_What this task involves_
Extract every entry word for word. Skip the pictures.

_Entries shown_
+++++
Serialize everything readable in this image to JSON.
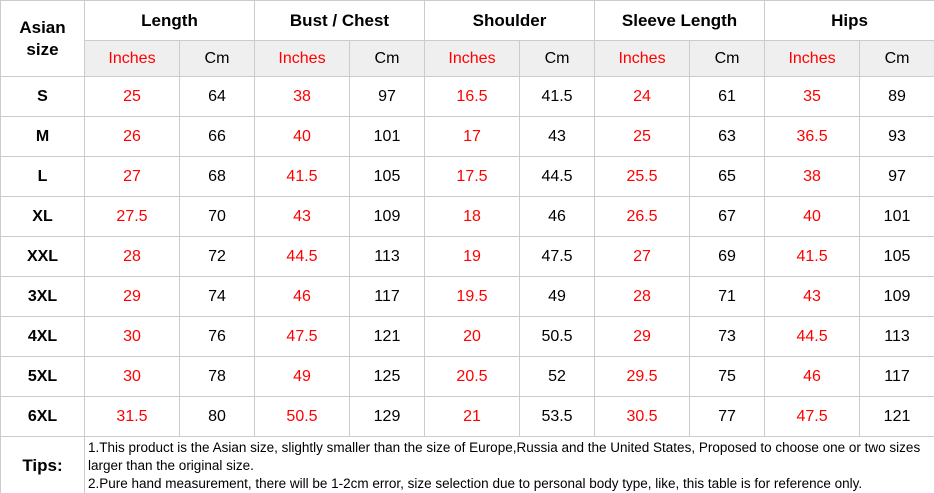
{
  "colors": {
    "red": "#ff0000",
    "border": "#cccccc",
    "subheader_bg": "#efefef"
  },
  "table": {
    "corner_header": "Asian size",
    "unit_inches": "Inches",
    "unit_cm": "Cm",
    "groups": [
      {
        "label": "Length"
      },
      {
        "label": "Bust / Chest"
      },
      {
        "label": "Shoulder"
      },
      {
        "label": "Sleeve Length"
      },
      {
        "label": "Hips"
      }
    ],
    "rows": [
      {
        "size": "S",
        "values": [
          [
            "25",
            "64"
          ],
          [
            "38",
            "97"
          ],
          [
            "16.5",
            "41.5"
          ],
          [
            "24",
            "61"
          ],
          [
            "35",
            "89"
          ]
        ]
      },
      {
        "size": "M",
        "values": [
          [
            "26",
            "66"
          ],
          [
            "40",
            "101"
          ],
          [
            "17",
            "43"
          ],
          [
            "25",
            "63"
          ],
          [
            "36.5",
            "93"
          ]
        ]
      },
      {
        "size": "L",
        "values": [
          [
            "27",
            "68"
          ],
          [
            "41.5",
            "105"
          ],
          [
            "17.5",
            "44.5"
          ],
          [
            "25.5",
            "65"
          ],
          [
            "38",
            "97"
          ]
        ]
      },
      {
        "size": "XL",
        "values": [
          [
            "27.5",
            "70"
          ],
          [
            "43",
            "109"
          ],
          [
            "18",
            "46"
          ],
          [
            "26.5",
            "67"
          ],
          [
            "40",
            "101"
          ]
        ]
      },
      {
        "size": "XXL",
        "values": [
          [
            "28",
            "72"
          ],
          [
            "44.5",
            "113"
          ],
          [
            "19",
            "47.5"
          ],
          [
            "27",
            "69"
          ],
          [
            "41.5",
            "105"
          ]
        ]
      },
      {
        "size": "3XL",
        "values": [
          [
            "29",
            "74"
          ],
          [
            "46",
            "117"
          ],
          [
            "19.5",
            "49"
          ],
          [
            "28",
            "71"
          ],
          [
            "43",
            "109"
          ]
        ]
      },
      {
        "size": "4XL",
        "values": [
          [
            "30",
            "76"
          ],
          [
            "47.5",
            "121"
          ],
          [
            "20",
            "50.5"
          ],
          [
            "29",
            "73"
          ],
          [
            "44.5",
            "113"
          ]
        ]
      },
      {
        "size": "5XL",
        "values": [
          [
            "30",
            "78"
          ],
          [
            "49",
            "125"
          ],
          [
            "20.5",
            "52"
          ],
          [
            "29.5",
            "75"
          ],
          [
            "46",
            "117"
          ]
        ]
      },
      {
        "size": "6XL",
        "values": [
          [
            "31.5",
            "80"
          ],
          [
            "50.5",
            "129"
          ],
          [
            "21",
            "53.5"
          ],
          [
            "30.5",
            "77"
          ],
          [
            "47.5",
            "121"
          ]
        ]
      }
    ],
    "tips": {
      "label": "Tips:",
      "lines": [
        "1.This product is the Asian size, slightly smaller than the size of Europe,Russia and the United States, Proposed to choose one or two sizes larger than the original size.",
        "2.Pure hand measurement, there will be 1-2cm error, size selection due to personal body type, like, this table is for reference only."
      ]
    }
  }
}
+++++
_Output of the task_
Serialize everything readable in this image to JSON.
{
  "colors": {
    "red": "#ff0000",
    "border": "#cccccc",
    "subheader_bg": "#efefef"
  },
  "table": {
    "corner_header": "Asian size",
    "unit_inches": "Inches",
    "unit_cm": "Cm",
    "groups": [
      {
        "label": "Length"
      },
      {
        "label": "Bust / Chest"
      },
      {
        "label": "Shoulder"
      },
      {
        "label": "Sleeve Length"
      },
      {
        "label": "Hips"
      }
    ],
    "rows": [
      {
        "size": "S",
        "values": [
          [
            "25",
            "64"
          ],
          [
            "38",
            "97"
          ],
          [
            "16.5",
            "41.5"
          ],
          [
            "24",
            "61"
          ],
          [
            "35",
            "89"
          ]
        ]
      },
      {
        "size": "M",
        "values": [
          [
            "26",
            "66"
          ],
          [
            "40",
            "101"
          ],
          [
            "17",
            "43"
          ],
          [
            "25",
            "63"
          ],
          [
            "36.5",
            "93"
          ]
        ]
      },
      {
        "size": "L",
        "values": [
          [
            "27",
            "68"
          ],
          [
            "41.5",
            "105"
          ],
          [
            "17.5",
            "44.5"
          ],
          [
            "25.5",
            "65"
          ],
          [
            "38",
            "97"
          ]
        ]
      },
      {
        "size": "XL",
        "values": [
          [
            "27.5",
            "70"
          ],
          [
            "43",
            "109"
          ],
          [
            "18",
            "46"
          ],
          [
            "26.5",
            "67"
          ],
          [
            "40",
            "101"
          ]
        ]
      },
      {
        "size": "XXL",
        "values": [
          [
            "28",
            "72"
          ],
          [
            "44.5",
            "113"
          ],
          [
            "19",
            "47.5"
          ],
          [
            "27",
            "69"
          ],
          [
            "41.5",
            "105"
          ]
        ]
      },
      {
        "size": "3XL",
        "values": [
          [
            "29",
            "74"
          ],
          [
            "46",
            "117"
          ],
          [
            "19.5",
            "49"
          ],
          [
            "28",
            "71"
          ],
          [
            "43",
            "109"
          ]
        ]
      },
      {
        "size": "4XL",
        "values": [
          [
            "30",
            "76"
          ],
          [
            "47.5",
            "121"
          ],
          [
            "20",
            "50.5"
          ],
          [
            "29",
            "73"
          ],
          [
            "44.5",
            "113"
          ]
        ]
      },
      {
        "size": "5XL",
        "values": [
          [
            "30",
            "78"
          ],
          [
            "49",
            "125"
          ],
          [
            "20.5",
            "52"
          ],
          [
            "29.5",
            "75"
          ],
          [
            "46",
            "117"
          ]
        ]
      },
      {
        "size": "6XL",
        "values": [
          [
            "31.5",
            "80"
          ],
          [
            "50.5",
            "129"
          ],
          [
            "21",
            "53.5"
          ],
          [
            "30.5",
            "77"
          ],
          [
            "47.5",
            "121"
          ]
        ]
      }
    ],
    "tips": {
      "label": "Tips:",
      "lines": [
        "1.This product is the Asian size, slightly smaller than the size of Europe,Russia and the United States, Proposed to choose one or two sizes larger than the original size.",
        "2.Pure hand measurement, there will be 1-2cm error, size selection due to personal body type, like, this table is for reference only."
      ]
    }
  }
}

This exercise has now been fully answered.